### Instructions
A – Translate this sentence from the text on contest problems into French: "It took me about one year to complete about 100 virtual rounds."
B – Give every problem heading in the text on contest problems, each with its code.

begin Text passage

The description seems a little difficult to understand...

We should first rotate the wall papers with 90 degrees so that the stripes are vertical. Then, we cut it into as many pieces as possible according to the height of the room. Next, we compute the total length that these pieces can cover, and finally obtain the number of rolls that is necessary to decorate the whole room.

139C - Literature Lesson

A straightforward implementation problem, but one needs take care of “corner” cases.

139D - Digits Permutations

This is in fact an exhaustive search problem.

At first, we enumerate the number of 0s at the end. Then, we enumerate all the combinations of the first sum that is equal to 10, counting from right to left. Finally, we find all the digits that have sum equal to 9. This algorithm has complexity O(10N), and we only need record the maximum number of consecutive 0s among all the enumeration and the corresponding combination.

139E - Mushroom Gnomes - 2

I think this is a very nice problem to practice segment tree with lazy propagation. One can find a lot of materials on the Internet about this technique, and one could also read chapter 28 in book Competitive Programmer's Handbook — a new book on competitive programming, which provides many detailed descriptions and talks about how to implement it.

Besides, there is still one important issue that should be considered. We should be very careful of precision problem. Instead of directly using probability domain, it is better to convert it into logarithm domain, since this can in general achieve a better dynamic range by replacing multiplication with addition. However, if the probability is zero, log(0) will lead to an exceptional case. To avoid this, we can aasign, for instance,  - 1000 instead of log(0).

It took me about one year to complete about 100 virtual rounds.

I learned a lot of techniques that I had seldom read in books or even never heard of before, like segment tree with lazy propagation, bit-mask dp and so on.

In the early stage, I could only solve about two div2 problems. As time goes on, I found that I could solve more and even all div2 problems, either on my own or by reading tutorials.

end Text passage
begin Material provided

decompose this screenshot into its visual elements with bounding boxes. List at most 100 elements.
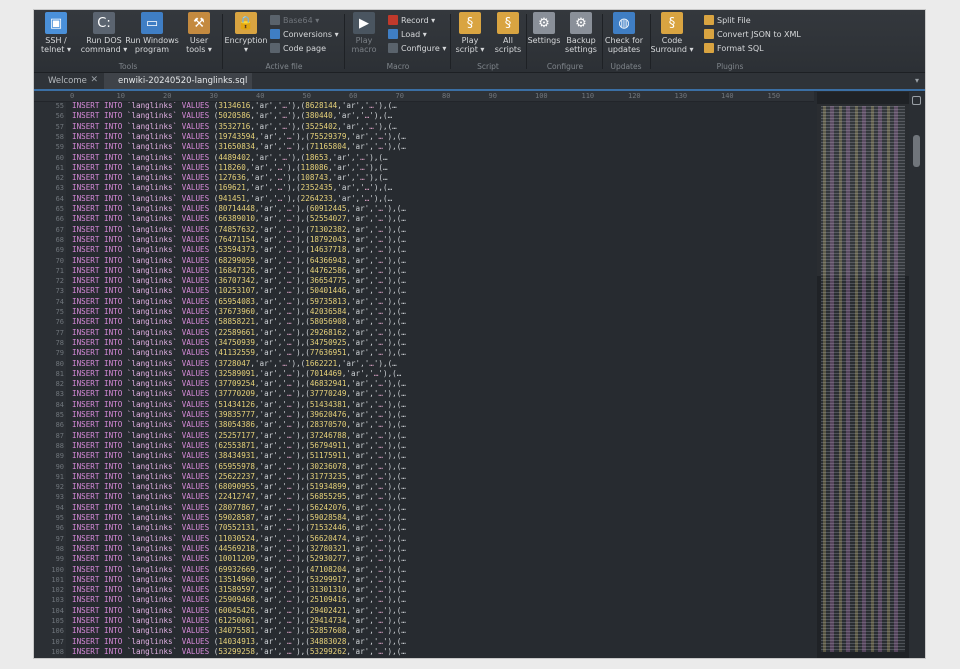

end Material provided

### Full solutions
A – Il m'a fallu environ un an pour terminer environ 100 rounds virtuels.

B –
- 139C - Literature Lesson
- 139D - Digits Permutations
- 139E - Mushroom Gnomes - 2